Task description: Each entry in the listing below should be restated word for word.
··········
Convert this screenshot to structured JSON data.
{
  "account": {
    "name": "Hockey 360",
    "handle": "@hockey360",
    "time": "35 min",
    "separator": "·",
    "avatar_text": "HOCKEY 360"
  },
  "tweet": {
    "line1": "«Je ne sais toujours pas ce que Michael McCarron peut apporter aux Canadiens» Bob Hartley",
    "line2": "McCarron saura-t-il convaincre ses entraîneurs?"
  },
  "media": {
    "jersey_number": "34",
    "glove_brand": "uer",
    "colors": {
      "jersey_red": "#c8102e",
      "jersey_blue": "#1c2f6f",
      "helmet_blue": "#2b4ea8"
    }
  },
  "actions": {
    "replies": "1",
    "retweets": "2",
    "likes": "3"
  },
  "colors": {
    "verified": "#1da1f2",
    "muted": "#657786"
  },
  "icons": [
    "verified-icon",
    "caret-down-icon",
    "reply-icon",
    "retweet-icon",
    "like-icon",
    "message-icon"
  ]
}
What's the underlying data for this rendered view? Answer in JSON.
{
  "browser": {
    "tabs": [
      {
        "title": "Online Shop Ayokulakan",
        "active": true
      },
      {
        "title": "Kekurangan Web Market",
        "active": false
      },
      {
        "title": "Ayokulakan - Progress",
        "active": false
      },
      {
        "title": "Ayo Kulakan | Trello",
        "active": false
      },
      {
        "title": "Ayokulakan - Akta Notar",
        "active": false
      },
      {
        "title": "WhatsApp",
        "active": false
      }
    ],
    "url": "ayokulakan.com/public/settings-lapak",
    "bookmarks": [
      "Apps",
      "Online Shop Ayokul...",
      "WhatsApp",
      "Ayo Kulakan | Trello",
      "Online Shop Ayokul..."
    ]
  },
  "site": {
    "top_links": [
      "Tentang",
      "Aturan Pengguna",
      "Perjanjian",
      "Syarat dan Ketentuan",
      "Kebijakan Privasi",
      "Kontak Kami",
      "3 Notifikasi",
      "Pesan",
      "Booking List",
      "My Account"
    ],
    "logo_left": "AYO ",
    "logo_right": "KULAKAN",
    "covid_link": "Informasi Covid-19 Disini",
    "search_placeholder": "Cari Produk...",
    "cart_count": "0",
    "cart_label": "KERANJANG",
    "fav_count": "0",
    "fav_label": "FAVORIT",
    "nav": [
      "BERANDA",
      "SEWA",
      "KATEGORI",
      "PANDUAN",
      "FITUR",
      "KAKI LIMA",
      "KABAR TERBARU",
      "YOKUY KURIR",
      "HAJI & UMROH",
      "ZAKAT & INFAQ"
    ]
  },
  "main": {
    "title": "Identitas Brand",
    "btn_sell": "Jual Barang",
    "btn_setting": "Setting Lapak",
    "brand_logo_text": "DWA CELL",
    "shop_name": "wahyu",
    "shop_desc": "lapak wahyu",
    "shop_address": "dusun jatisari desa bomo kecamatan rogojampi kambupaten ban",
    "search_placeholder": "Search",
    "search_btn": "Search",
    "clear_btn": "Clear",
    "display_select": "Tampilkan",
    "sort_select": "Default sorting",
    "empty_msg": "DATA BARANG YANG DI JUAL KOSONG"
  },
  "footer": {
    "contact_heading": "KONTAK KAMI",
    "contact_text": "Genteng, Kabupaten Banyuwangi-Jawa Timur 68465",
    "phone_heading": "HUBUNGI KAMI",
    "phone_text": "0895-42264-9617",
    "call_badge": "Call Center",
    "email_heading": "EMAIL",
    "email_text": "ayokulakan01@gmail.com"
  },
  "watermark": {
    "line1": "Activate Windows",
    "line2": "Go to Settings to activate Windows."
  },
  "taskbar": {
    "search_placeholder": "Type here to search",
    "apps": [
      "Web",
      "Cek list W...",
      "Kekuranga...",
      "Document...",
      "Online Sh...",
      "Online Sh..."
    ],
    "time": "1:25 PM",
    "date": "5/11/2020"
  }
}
··········
Answer in full:
Convert this screenshot to structured JSON data.
{
  "account": {
    "name": "Hockey 360",
    "handle": "@hockey360",
    "time": "35 min",
    "separator": "·",
    "avatar_text": "HOCKEY 360"
  },
  "tweet": {
    "line1": "«Je ne sais toujours pas ce que Michael McCarron peut apporter aux Canadiens» Bob Hartley",
    "line2": "McCarron saura-t-il convaincre ses entraîneurs?"
  },
  "media": {
    "jersey_number": "34",
    "glove_brand": "uer",
    "colors": {
      "jersey_red": "#c8102e",
      "jersey_blue": "#1c2f6f",
      "helmet_blue": "#2b4ea8"
    }
  },
  "actions": {
    "replies": "1",
    "retweets": "2",
    "likes": "3"
  },
  "colors": {
    "verified": "#1da1f2",
    "muted": "#657786"
  },
  "icons": [
    "verified-icon",
    "caret-down-icon",
    "reply-icon",
    "retweet-icon",
    "like-icon",
    "message-icon"
  ]
}
What's the underlying data for this rendered view? Answer in JSON.
{
  "browser": {
    "tabs": [
      {
        "title": "Online Shop Ayokulakan",
        "active": true
      },
      {
        "title": "Kekurangan Web Market",
        "active": false
      },
      {
        "title": "Ayokulakan - Progress",
        "active": false
      },
      {
        "title": "Ayo Kulakan | Trello",
        "active": false
      },
      {
        "title": "Ayokulakan - Akta Notar",
        "active": false
      },
      {
        "title": "WhatsApp",
        "active": false
      }
    ],
    "url": "ayokulakan.com/public/settings-lapak",
    "bookmarks": [
      "Apps",
      "Online Shop Ayokul...",
      "WhatsApp",
      "Ayo Kulakan | Trello",
      "Online Shop Ayokul..."
    ]
  },
  "site": {
    "top_links": [
      "Tentang",
      "Aturan Pengguna",
      "Perjanjian",
      "Syarat dan Ketentuan",
      "Kebijakan Privasi",
      "Kontak Kami",
      "3 Notifikasi",
      "Pesan",
      "Booking List",
      "My Account"
    ],
    "logo_left": "AYO ",
    "logo_right": "KULAKAN",
    "covid_link": "Informasi Covid-19 Disini",
    "search_placeholder": "Cari Produk...",
    "cart_count": "0",
    "cart_label": "KERANJANG",
    "fav_count": "0",
    "fav_label": "FAVORIT",
    "nav": [
      "BERANDA",
      "SEWA",
      "KATEGORI",
      "PANDUAN",
      "FITUR",
      "KAKI LIMA",
      "KABAR TERBARU",
      "YOKUY KURIR",
      "HAJI & UMROH",
      "ZAKAT & INFAQ"
    ]
  },
  "main": {
    "title": "Identitas Brand",
    "btn_sell": "Jual Barang",
    "btn_setting": "Setting Lapak",
    "brand_logo_text": "DWA CELL",
    "shop_name": "wahyu",
    "shop_desc": "lapak wahyu",
    "shop_address": "dusun jatisari desa bomo kecamatan rogojampi kambupaten ban",
    "search_placeholder": "Search",
    "search_btn": "Search",
    "clear_btn": "Clear",
    "display_select": "Tampilkan",
    "sort_select": "Default sorting",
    "empty_msg": "DATA BARANG YANG DI JUAL KOSONG"
  },
  "footer": {
    "contact_heading": "KONTAK KAMI",
    "contact_text": "Genteng, Kabupaten Banyuwangi-Jawa Timur 68465",
    "phone_heading": "HUBUNGI KAMI",
    "phone_text": "0895-42264-9617",
    "call_badge": "Call Center",
    "email_heading": "EMAIL",
    "email_text": "ayokulakan01@gmail.com"
  },
  "watermark": {
    "line1": "Activate Windows",
    "line2": "Go to Settings to activate Windows."
  },
  "taskbar": {
    "search_placeholder": "Type here to search",
    "apps": [
      "Web",
      "Cek list W...",
      "Kekuranga...",
      "Document...",
      "Online Sh...",
      "Online Sh..."
    ],
    "time": "1:25 PM",
    "date": "5/11/2020"
  }
}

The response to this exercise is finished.